━━━ DOCUMENT SEGMENT ━━━

Maybe dynamic checking is not defendable when the attack is
based on some biased, and, frankly, narrow set of assumptions.
Which is probably OK in some narrow field.

But from a workshop point of view, I'd throw in that
Pre/Post gives us vastly better error messages, as follows.

A clause of the contract, involving exceptions, looks
like this:

If you, client, do not obey the constract *Pre*, then I,
supplier, may fail to produce in accord with the contract
*Post*. I will throw something at you.

Exceptions will happen in any case. The Pre/Post aspects
show that this is the case.

However, exceptions will point to somewhere *inside* the
supplier's package if Pre/Post checking is off, or Pre = True.
Whereas, if Pre/Post checking is on as intended, exceptions
can pinpoint a *contract* violation by the client.

This behavior requires that pre/post conditions are properly
reflected in the supplier's implementation.

(I have indicated alternative possibilities (just on Pop),
as the specific contract of this example is probably one
among a number of choices. For the sake of simplicity, this
is a single stack package; the contractual behavior shouldn't
change much with a stack type declared instead.)

━━━

> EXERCISE TASKS
**1)** In the passage on Pre/Post checking, where will exceptions point if Pre/Post checking is off or Pre = True?
**2)** Repeat the passage on Pre/Post checking word for word, starting at "Exceptions will happen" and ending at "Pre = True.".

━━━ DATA EXTRACT ━━━

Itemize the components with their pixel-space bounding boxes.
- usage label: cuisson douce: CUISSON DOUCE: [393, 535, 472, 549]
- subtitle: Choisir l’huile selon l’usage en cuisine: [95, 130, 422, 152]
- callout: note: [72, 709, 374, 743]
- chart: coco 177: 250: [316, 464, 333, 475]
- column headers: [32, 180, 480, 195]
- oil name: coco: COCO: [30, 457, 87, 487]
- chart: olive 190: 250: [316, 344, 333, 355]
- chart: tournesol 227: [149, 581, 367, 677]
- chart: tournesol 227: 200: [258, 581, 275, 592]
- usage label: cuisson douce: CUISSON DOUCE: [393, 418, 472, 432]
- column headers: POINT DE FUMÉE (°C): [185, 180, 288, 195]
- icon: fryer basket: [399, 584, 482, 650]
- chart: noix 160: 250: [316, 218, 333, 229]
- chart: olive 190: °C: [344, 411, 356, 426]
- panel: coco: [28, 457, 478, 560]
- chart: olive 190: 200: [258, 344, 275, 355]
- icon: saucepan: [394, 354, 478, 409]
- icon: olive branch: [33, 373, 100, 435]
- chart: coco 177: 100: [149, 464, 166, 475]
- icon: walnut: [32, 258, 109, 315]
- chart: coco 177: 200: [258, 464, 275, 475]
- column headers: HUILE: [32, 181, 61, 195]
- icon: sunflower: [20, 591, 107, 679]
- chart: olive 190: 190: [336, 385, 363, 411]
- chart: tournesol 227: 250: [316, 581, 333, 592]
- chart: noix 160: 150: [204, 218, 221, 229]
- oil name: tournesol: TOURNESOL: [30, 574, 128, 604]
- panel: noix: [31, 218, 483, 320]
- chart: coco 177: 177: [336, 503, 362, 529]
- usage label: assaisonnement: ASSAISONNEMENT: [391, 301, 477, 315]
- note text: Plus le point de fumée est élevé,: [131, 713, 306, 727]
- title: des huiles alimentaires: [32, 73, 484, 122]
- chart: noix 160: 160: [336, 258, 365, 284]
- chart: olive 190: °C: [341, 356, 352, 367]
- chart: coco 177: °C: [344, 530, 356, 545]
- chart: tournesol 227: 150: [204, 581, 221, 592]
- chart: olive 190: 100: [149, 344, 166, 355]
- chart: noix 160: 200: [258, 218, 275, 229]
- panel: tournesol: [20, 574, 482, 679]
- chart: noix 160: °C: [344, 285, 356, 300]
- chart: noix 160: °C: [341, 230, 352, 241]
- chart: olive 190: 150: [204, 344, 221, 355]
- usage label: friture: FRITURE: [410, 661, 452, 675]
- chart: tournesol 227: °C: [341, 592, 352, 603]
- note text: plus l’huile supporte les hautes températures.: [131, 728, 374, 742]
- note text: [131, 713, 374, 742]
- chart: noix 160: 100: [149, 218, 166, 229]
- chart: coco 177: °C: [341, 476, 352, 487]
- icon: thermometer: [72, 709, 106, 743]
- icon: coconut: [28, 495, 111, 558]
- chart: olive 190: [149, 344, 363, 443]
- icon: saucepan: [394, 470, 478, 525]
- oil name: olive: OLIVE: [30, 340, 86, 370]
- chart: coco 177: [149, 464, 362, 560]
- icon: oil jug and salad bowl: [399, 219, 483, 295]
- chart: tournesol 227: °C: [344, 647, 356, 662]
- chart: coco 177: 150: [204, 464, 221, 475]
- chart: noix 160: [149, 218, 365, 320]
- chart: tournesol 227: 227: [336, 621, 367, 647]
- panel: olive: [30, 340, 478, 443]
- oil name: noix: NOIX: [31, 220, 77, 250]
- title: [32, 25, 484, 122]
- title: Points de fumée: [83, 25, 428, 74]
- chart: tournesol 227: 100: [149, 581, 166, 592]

━━━

> RESPONSES FOR EACH TASK
**1)** Somewhere inside the supplier's package.

**2)**
Exceptions will happen in any case. The Pre/Post aspects
show that this is the case.

However, exceptions will point to somewhere *inside* the
supplier's package if Pre/Post checking is off, or Pre = True.